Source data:
########################################

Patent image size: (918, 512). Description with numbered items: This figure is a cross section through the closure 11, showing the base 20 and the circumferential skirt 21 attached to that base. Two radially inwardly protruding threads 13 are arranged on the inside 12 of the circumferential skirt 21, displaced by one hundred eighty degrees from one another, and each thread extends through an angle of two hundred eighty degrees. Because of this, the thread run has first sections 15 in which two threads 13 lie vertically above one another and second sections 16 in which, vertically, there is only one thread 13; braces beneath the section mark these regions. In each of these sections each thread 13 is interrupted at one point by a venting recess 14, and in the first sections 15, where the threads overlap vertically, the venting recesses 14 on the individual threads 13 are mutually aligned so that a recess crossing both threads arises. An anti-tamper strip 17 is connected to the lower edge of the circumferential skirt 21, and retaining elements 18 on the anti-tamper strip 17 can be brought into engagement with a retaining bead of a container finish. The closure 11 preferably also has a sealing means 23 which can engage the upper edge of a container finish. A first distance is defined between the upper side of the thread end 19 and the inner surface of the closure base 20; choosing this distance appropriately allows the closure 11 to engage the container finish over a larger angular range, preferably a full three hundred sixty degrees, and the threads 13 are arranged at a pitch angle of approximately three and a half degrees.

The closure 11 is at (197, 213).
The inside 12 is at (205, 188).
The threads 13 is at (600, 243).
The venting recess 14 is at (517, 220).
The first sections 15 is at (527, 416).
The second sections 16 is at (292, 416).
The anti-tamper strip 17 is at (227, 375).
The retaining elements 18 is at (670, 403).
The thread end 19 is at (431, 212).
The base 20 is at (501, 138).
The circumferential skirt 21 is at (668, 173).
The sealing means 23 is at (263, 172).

########################################

**AIM**:
Copy the data from its beginning through the line containing "The second sections 16 is at (292, 416).", swapping "cross section" for "sectional view" and leaving everything else unchanged.

**ANSWER BELOW**:
Patent image size: (918, 512). Description with numbered items: This figure is a sectional view through the closure 11, showing the base 20 and the circumferential skirt 21 attached to that base. Two radially inwardly protruding threads 13 are arranged on the inside 12 of the circumferential skirt 21, displaced by one hundred eighty degrees from one another, and each thread extends through an angle of two hundred eighty degrees. Because of this, the thread run has first sections 15 in which two threads 13 lie vertically above one another and second sections 16 in which, vertically, there is only one thread 13; braces beneath the section mark these regions. In each of these sections each thread 13 is interrupted at one point by a venting recess 14, and in the first sections 15, where the threads overlap vertically, the venting recesses 14 on the individual threads 13 are mutually aligned so that a recess crossing both threads arises. An anti-tamper strip 17 is connected to the lower edge of the circumferential skirt 21, and retaining elements 18 on the anti-tamper strip 17 can be brought into engagement with a retaining bead of a container finish. The closure 11 preferably also has a sealing means 23 which can engage the upper edge of a container finish. A first distance is defined between the upper side of the thread end 19 and the inner surface of the closure base 20; choosing this distance appropriately allows the closure 11 to engage the container finish over a larger angular range, preferably a full three hundred sixty degrees, and the threads 13 are arranged at a pitch angle of approximately three and a half degrees.

The closure 11 is at (197, 213).
The inside 12 is at (205, 188).
The threads 13 is at (600, 243).
The venting recess 14 is at (517, 220).
The first sections 15 is at (527, 416).
The second sections 16 is at (292, 416).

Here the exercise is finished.